┏━━
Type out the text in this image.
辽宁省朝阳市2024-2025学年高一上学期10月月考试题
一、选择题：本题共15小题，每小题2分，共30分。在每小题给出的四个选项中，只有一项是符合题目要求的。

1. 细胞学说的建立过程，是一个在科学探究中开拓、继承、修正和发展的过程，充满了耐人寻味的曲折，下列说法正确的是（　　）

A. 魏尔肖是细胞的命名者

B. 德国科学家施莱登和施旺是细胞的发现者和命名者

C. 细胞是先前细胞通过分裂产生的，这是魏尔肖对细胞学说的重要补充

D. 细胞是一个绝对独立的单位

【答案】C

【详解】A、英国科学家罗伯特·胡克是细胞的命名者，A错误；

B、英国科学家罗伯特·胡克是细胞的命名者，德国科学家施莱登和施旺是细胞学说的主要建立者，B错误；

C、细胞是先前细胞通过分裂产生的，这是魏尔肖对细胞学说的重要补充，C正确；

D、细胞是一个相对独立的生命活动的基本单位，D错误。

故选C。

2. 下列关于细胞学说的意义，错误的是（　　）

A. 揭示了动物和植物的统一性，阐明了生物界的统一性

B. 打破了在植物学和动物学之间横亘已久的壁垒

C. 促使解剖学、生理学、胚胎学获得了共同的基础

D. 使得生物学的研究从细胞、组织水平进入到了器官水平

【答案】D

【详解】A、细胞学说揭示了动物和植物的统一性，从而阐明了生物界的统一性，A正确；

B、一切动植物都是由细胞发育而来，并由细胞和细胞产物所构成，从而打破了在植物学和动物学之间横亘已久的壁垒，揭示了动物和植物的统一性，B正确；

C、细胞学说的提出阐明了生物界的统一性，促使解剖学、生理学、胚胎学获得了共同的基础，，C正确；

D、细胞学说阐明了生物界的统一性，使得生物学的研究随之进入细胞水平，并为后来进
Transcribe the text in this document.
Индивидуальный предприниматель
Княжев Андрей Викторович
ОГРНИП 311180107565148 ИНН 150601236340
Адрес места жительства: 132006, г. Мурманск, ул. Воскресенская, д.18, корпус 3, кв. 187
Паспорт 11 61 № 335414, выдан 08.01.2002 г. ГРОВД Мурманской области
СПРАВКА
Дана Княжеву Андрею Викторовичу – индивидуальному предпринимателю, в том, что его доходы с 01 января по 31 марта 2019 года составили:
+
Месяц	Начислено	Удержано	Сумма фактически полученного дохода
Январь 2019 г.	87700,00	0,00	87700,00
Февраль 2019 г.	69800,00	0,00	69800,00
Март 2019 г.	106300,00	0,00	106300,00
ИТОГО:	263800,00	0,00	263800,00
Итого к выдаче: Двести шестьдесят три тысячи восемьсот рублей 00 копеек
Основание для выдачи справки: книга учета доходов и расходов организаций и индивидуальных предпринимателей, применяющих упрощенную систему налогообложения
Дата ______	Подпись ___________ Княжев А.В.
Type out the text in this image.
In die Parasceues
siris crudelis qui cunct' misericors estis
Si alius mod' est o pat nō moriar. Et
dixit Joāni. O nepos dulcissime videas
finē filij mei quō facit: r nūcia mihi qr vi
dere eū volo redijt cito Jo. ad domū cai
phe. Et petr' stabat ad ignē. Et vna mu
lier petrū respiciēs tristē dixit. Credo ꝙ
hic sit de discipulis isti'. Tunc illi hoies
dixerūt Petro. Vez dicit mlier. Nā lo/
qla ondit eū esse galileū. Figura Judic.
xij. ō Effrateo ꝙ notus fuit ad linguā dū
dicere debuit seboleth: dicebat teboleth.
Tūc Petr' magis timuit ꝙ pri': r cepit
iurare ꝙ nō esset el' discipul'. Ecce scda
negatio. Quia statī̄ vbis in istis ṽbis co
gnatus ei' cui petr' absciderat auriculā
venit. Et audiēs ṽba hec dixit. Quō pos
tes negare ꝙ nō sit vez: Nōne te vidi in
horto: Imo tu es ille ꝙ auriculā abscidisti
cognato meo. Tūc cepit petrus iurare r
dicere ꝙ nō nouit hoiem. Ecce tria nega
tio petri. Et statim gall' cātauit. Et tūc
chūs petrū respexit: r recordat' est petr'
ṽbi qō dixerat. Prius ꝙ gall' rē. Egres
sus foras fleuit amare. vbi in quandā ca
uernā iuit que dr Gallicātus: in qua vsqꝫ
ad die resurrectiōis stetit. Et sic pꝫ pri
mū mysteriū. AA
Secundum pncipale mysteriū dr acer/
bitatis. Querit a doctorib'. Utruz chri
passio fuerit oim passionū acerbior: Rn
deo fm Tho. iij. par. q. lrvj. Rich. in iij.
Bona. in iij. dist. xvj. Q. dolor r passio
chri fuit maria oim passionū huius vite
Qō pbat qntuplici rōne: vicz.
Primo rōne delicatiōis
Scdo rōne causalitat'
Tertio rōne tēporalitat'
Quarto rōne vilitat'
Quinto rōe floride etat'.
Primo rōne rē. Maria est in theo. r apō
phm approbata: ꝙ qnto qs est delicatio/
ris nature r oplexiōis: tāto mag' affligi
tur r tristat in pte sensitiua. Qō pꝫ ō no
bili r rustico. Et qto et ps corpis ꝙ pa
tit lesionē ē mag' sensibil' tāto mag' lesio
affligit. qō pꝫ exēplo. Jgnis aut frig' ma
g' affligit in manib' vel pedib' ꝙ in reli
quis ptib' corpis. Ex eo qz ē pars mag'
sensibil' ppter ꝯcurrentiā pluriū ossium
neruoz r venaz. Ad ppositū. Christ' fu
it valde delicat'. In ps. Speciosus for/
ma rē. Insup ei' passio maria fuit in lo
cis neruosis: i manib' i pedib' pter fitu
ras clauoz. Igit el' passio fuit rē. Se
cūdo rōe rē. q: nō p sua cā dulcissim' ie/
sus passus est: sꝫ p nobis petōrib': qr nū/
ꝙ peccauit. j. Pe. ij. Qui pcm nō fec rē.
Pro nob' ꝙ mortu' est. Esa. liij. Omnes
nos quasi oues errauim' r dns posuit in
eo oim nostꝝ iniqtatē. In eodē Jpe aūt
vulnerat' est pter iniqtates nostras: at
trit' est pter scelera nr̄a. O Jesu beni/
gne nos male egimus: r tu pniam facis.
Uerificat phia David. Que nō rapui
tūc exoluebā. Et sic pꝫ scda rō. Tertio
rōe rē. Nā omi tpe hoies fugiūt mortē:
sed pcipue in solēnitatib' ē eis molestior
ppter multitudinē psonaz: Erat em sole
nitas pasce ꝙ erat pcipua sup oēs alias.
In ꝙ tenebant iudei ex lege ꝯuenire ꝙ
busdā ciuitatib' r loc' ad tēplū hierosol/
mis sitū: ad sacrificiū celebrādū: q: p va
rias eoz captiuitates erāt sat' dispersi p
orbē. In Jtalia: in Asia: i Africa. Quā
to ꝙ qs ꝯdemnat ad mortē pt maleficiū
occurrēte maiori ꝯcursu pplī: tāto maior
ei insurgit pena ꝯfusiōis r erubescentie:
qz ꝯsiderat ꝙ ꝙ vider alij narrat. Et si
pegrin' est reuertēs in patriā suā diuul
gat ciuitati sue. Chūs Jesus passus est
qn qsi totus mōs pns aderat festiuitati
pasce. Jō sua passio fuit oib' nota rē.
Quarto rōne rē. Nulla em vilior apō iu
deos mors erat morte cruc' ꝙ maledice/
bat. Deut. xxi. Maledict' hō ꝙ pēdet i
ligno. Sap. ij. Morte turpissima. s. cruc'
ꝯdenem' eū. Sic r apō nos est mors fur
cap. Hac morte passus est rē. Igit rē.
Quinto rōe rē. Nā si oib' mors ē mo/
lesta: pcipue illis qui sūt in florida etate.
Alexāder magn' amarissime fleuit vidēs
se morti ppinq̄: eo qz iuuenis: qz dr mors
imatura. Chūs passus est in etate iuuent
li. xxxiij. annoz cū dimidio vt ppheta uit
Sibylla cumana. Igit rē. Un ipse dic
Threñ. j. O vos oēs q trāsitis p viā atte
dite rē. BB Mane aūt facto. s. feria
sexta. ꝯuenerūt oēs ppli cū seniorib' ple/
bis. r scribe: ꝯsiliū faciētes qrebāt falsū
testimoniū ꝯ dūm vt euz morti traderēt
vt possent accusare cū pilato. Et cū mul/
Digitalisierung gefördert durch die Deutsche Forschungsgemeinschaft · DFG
┗━━
## [WHAT TO DO]
Which lines contain the word "auriculā"? Return each of them.

## [THE RESPONSE]
gnatus ei' cui petr' absciderat auriculā
horto: Imo tu es ille ꝙ auriculā abscidisti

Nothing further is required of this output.